§ **Stored data**:
--------------------

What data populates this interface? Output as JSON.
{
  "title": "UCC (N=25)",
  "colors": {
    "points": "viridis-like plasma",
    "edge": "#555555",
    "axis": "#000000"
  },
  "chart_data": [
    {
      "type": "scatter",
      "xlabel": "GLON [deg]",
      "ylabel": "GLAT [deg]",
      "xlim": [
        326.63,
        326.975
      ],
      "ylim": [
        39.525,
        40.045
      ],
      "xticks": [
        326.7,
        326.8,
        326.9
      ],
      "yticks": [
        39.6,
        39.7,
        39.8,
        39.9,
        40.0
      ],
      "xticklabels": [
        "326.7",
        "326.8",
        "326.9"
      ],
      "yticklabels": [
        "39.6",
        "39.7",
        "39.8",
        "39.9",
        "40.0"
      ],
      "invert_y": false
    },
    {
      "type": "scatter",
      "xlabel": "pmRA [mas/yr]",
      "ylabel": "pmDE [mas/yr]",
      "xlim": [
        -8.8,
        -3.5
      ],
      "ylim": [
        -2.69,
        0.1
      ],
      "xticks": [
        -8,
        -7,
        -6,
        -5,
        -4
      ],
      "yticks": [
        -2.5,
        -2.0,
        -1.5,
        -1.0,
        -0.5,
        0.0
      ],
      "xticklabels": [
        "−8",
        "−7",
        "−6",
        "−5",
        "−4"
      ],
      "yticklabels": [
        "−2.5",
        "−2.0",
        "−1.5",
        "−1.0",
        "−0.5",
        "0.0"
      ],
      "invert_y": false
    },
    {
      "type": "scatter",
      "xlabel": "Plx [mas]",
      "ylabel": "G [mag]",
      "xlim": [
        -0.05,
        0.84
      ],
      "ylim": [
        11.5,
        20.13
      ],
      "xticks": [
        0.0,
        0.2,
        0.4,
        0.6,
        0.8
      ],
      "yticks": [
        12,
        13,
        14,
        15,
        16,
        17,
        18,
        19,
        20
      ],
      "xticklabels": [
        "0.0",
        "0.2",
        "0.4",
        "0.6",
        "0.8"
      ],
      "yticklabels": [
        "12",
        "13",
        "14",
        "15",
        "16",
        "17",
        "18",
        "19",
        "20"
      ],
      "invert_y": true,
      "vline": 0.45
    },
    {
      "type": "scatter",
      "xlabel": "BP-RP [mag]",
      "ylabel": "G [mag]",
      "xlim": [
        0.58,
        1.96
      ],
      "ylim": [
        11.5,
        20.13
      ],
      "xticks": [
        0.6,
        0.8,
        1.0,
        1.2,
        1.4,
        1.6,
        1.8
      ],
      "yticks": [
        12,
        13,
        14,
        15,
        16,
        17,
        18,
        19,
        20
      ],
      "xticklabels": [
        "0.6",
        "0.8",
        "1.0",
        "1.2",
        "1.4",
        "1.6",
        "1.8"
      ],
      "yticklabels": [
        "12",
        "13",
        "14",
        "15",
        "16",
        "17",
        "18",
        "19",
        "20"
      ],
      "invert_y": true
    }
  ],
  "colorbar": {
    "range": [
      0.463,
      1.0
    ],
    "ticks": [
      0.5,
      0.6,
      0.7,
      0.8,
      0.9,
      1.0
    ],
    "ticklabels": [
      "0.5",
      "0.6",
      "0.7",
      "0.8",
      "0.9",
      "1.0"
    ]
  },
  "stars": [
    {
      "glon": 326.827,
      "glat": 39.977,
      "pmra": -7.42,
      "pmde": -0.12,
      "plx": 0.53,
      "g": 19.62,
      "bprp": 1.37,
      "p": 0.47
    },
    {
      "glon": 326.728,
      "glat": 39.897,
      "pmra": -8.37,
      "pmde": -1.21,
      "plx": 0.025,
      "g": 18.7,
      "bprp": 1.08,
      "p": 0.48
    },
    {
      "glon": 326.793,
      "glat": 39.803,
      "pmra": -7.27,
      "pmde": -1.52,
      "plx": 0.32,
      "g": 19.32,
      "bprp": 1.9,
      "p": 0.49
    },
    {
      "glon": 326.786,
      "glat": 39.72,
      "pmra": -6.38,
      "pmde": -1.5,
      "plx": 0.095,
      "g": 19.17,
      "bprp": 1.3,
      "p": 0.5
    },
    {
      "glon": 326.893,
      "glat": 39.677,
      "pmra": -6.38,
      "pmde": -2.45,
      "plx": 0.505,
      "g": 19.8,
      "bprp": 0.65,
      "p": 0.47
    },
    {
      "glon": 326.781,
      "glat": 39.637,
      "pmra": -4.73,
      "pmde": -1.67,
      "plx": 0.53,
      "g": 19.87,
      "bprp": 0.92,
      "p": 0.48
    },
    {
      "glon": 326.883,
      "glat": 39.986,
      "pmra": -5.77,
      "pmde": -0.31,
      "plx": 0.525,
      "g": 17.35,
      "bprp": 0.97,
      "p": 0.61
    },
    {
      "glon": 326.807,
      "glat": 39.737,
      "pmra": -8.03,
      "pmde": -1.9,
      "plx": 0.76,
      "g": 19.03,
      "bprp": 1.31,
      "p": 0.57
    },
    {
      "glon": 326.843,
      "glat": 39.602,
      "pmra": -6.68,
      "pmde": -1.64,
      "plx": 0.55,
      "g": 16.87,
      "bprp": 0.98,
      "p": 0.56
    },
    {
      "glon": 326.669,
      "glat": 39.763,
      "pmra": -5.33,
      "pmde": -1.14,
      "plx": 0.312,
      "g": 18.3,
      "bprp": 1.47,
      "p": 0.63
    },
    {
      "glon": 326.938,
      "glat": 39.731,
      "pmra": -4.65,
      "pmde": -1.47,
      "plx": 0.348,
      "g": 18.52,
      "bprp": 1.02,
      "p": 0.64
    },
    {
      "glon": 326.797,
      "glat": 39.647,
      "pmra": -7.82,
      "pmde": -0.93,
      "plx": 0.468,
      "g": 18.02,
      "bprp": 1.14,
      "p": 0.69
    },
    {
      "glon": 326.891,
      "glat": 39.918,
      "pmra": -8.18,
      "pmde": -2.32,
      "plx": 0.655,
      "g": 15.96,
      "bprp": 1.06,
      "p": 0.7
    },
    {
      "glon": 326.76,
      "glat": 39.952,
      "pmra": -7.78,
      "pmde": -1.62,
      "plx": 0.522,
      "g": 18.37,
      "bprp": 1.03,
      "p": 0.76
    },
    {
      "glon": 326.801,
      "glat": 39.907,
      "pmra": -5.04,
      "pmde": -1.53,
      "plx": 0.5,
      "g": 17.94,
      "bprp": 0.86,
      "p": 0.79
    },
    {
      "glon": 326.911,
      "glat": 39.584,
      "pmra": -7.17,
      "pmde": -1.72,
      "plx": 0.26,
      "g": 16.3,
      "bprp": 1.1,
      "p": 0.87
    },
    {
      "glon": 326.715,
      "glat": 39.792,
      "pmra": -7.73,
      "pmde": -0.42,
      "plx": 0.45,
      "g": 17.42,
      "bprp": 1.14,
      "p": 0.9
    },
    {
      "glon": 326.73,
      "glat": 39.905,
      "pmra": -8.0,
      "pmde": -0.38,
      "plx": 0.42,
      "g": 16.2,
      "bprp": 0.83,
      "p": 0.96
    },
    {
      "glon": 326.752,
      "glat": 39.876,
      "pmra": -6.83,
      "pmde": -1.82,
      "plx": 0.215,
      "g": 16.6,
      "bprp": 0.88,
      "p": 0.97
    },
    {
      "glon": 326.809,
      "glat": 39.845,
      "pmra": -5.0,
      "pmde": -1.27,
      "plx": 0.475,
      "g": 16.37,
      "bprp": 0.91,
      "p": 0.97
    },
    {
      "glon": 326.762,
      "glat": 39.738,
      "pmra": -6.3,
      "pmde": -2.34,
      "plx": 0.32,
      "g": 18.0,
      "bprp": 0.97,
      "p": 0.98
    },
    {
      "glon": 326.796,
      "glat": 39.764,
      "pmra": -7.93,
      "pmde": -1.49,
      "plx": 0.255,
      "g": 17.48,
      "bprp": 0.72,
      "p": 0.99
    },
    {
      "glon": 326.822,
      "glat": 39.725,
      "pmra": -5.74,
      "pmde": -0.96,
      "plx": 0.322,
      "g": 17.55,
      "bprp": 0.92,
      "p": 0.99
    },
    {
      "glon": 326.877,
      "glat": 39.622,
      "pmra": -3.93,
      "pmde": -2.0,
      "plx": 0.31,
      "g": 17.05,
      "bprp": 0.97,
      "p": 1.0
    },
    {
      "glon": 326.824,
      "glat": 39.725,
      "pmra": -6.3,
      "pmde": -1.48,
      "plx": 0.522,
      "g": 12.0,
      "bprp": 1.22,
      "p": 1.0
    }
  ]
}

--------------------

§ **What you should do**: Copy each line that contains the word "xlabel".

§ **Completed task**:
      "xlabel": "GLON [deg]",
      "xlabel": "pmRA [mas/yr]",
      "xlabel": "Plx [mas]",
      "xlabel": "BP-RP [mag]",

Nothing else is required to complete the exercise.